**Records supplied**
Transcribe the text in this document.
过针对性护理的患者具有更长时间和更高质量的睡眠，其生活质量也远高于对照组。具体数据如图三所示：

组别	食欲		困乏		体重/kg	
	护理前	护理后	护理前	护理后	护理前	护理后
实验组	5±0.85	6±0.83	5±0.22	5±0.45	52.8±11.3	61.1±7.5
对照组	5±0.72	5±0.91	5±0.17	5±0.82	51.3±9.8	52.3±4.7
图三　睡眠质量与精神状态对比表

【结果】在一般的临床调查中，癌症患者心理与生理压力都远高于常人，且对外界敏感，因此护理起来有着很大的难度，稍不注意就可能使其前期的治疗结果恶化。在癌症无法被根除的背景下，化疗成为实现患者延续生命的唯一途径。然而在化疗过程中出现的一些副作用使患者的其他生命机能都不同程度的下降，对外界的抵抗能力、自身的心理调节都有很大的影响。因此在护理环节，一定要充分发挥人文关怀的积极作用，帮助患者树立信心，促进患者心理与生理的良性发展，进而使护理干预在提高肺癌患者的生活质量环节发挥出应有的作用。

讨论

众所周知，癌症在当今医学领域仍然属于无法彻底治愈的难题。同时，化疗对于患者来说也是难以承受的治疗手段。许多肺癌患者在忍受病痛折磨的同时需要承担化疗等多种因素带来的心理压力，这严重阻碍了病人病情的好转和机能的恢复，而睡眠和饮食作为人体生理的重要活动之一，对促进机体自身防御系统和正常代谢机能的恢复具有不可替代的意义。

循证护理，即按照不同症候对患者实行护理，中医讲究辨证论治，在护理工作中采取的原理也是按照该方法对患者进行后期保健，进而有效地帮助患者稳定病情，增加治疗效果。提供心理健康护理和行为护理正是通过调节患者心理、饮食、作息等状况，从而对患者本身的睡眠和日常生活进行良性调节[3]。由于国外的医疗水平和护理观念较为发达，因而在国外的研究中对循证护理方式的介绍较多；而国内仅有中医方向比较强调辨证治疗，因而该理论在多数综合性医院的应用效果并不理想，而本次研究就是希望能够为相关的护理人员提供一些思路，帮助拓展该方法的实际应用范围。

**Your objective**
Copy all the records above exactly, missing none.

**Written reply**
Transcribe the text in this document.
过针对性护理的患者具有更长时间和更高质量的睡眠，其生活质量也远高于对照组。具体数据如图三所示：

组别	食欲		困乏		体重/kg	
	护理前	护理后	护理前	护理后	护理前	护理后
实验组	5±0.85	6±0.83	5±0.22	5±0.45	52.8±11.3	61.1±7.5
对照组	5±0.72	5±0.91	5±0.17	5±0.82	51.3±9.8	52.3±4.7
图三　睡眠质量与精神状态对比表

【结果】在一般的临床调查中，癌症患者心理与生理压力都远高于常人，且对外界敏感，因此护理起来有着很大的难度，稍不注意就可能使其前期的治疗结果恶化。在癌症无法被根除的背景下，化疗成为实现患者延续生命的唯一途径。然而在化疗过程中出现的一些副作用使患者的其他生命机能都不同程度的下降，对外界的抵抗能力、自身的心理调节都有很大的影响。因此在护理环节，一定要充分发挥人文关怀的积极作用，帮助患者树立信心，促进患者心理与生理的良性发展，进而使护理干预在提高肺癌患者的生活质量环节发挥出应有的作用。

讨论

众所周知，癌症在当今医学领域仍然属于无法彻底治愈的难题。同时，化疗对于患者来说也是难以承受的治疗手段。许多肺癌患者在忍受病痛折磨的同时需要承担化疗等多种因素带来的心理压力，这严重阻碍了病人病情的好转和机能的恢复，而睡眠和饮食作为人体生理的重要活动之一，对促进机体自身防御系统和正常代谢机能的恢复具有不可替代的意义。

循证护理，即按照不同症候对患者实行护理，中医讲究辨证论治，在护理工作中采取的原理也是按照该方法对患者进行后期保健，进而有效地帮助患者稳定病情，增加治疗效果。提供心理健康护理和行为护理正是通过调节患者心理、饮食、作息等状况，从而对患者本身的睡眠和日常生活进行良性调节[3]。由于国外的医疗水平和护理观念较为发达，因而在国外的研究中对循证护理方式的介绍较多；而国内仅有中医方向比较强调辨证治疗，因而该理论在多数综合性医院的应用效果并不理想，而本次研究就是希望能够为相关的护理人员提供一些思路，帮助拓展该方法的实际应用范围。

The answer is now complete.